[BEGIN]

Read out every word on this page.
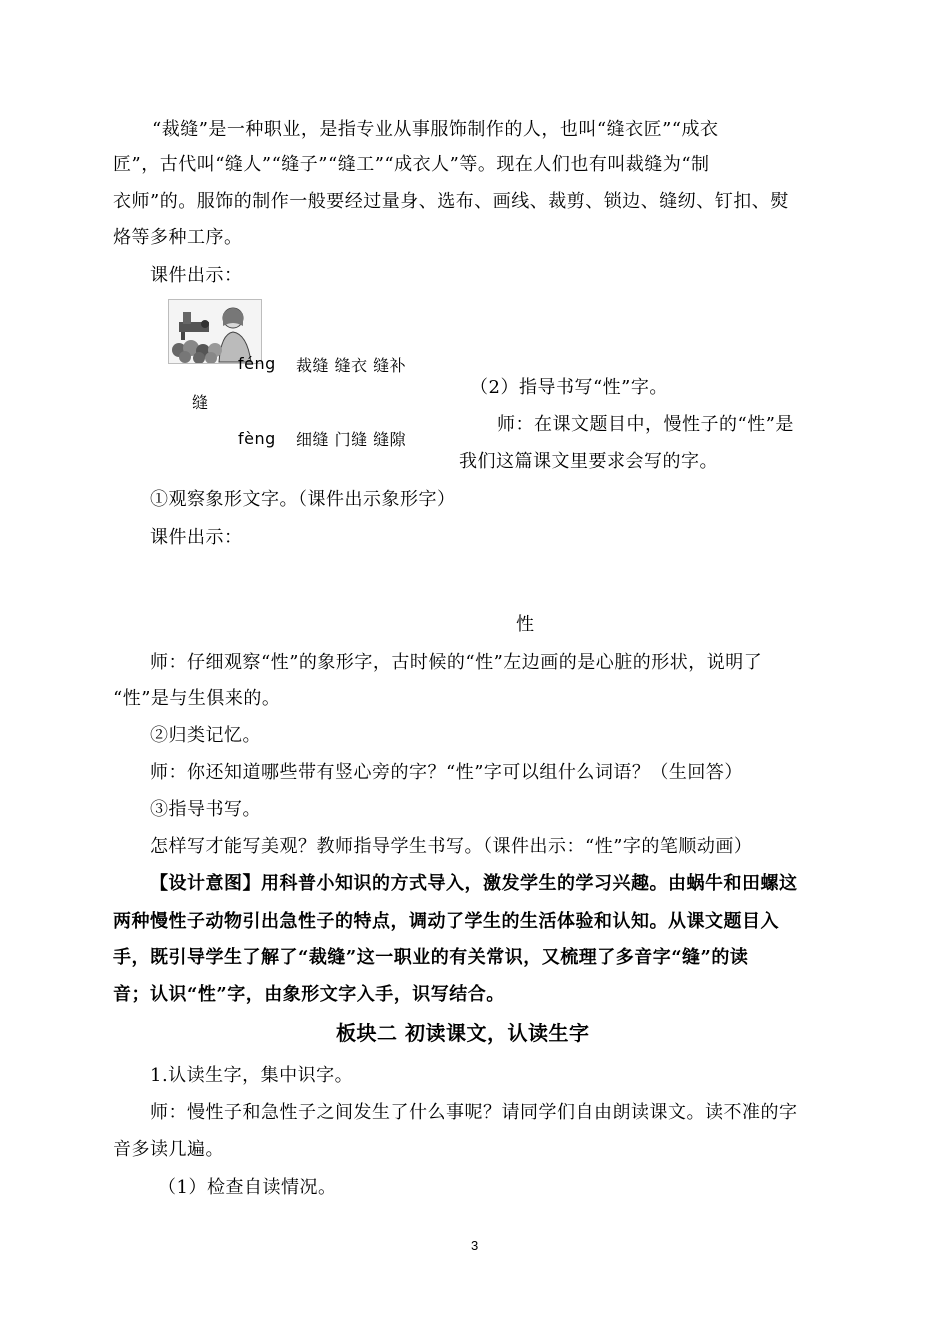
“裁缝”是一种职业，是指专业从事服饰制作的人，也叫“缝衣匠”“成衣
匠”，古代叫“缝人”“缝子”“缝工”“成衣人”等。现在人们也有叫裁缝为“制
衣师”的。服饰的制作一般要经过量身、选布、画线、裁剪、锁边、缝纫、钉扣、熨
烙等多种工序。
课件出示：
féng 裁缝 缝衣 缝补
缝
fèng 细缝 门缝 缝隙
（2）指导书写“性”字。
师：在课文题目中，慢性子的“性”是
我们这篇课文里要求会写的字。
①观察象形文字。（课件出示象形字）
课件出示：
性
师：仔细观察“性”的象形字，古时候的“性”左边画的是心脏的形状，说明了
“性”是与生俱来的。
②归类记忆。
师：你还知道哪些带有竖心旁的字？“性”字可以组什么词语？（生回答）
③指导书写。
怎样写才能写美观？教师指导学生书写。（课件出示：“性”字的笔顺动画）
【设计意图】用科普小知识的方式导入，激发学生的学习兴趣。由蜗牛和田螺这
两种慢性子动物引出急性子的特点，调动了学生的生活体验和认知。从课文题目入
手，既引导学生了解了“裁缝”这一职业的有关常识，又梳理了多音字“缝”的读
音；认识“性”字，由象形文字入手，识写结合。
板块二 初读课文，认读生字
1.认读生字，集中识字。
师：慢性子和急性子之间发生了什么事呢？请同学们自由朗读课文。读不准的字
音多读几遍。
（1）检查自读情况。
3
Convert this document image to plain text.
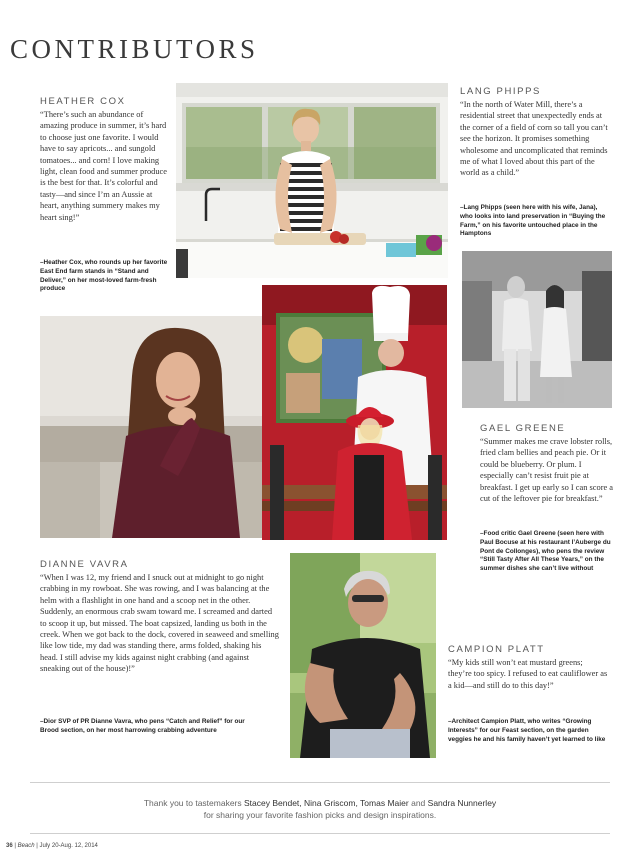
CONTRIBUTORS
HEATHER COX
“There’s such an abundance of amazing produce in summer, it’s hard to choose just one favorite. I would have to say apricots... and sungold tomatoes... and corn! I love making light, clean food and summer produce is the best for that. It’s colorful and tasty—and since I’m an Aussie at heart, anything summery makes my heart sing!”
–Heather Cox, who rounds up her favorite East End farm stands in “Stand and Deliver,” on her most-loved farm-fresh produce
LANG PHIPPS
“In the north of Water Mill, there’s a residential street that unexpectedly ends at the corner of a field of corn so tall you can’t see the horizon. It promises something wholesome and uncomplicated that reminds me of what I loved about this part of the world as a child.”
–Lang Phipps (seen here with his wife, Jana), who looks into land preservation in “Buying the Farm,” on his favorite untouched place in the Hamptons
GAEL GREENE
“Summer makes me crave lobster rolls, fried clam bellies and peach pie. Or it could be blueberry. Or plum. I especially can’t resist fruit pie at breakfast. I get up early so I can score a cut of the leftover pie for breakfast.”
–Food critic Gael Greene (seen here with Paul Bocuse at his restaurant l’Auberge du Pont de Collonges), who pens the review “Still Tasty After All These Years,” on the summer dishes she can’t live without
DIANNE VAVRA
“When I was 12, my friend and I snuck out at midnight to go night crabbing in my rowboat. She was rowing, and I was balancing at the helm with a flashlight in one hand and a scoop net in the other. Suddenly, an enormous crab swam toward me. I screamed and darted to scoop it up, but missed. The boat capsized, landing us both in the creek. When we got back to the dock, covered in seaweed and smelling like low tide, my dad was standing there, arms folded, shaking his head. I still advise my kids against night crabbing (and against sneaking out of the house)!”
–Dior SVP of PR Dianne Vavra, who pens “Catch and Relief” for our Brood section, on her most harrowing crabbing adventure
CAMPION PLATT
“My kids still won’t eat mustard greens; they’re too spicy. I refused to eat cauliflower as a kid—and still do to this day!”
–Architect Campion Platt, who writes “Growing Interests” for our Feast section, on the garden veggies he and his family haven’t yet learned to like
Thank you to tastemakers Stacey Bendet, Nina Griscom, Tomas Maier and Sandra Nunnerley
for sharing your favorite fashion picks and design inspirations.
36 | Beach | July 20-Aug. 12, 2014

[END]

REQUIRED WORK: From the data, collect all lines where the string "corn" appears.

SOLUTION FOR THIS PROBLEM:
“There’s such an abundance of amazing produce in summer, it’s hard to choose just one favorite. I would have to say apricots... and sungold tomatoes... and corn! I love making light, clean food and summer produce is the best for that. It’s colorful and tasty—and since I’m an Aussie at heart, anything summery makes my heart sing!”
“In the north of Water Mill, there’s a residential street that unexpectedly ends at the corner of a field of corn so tall you can’t see the horizon. It promises something wholesome and uncomplicated that reminds me of what I loved about this part of the world as a child.”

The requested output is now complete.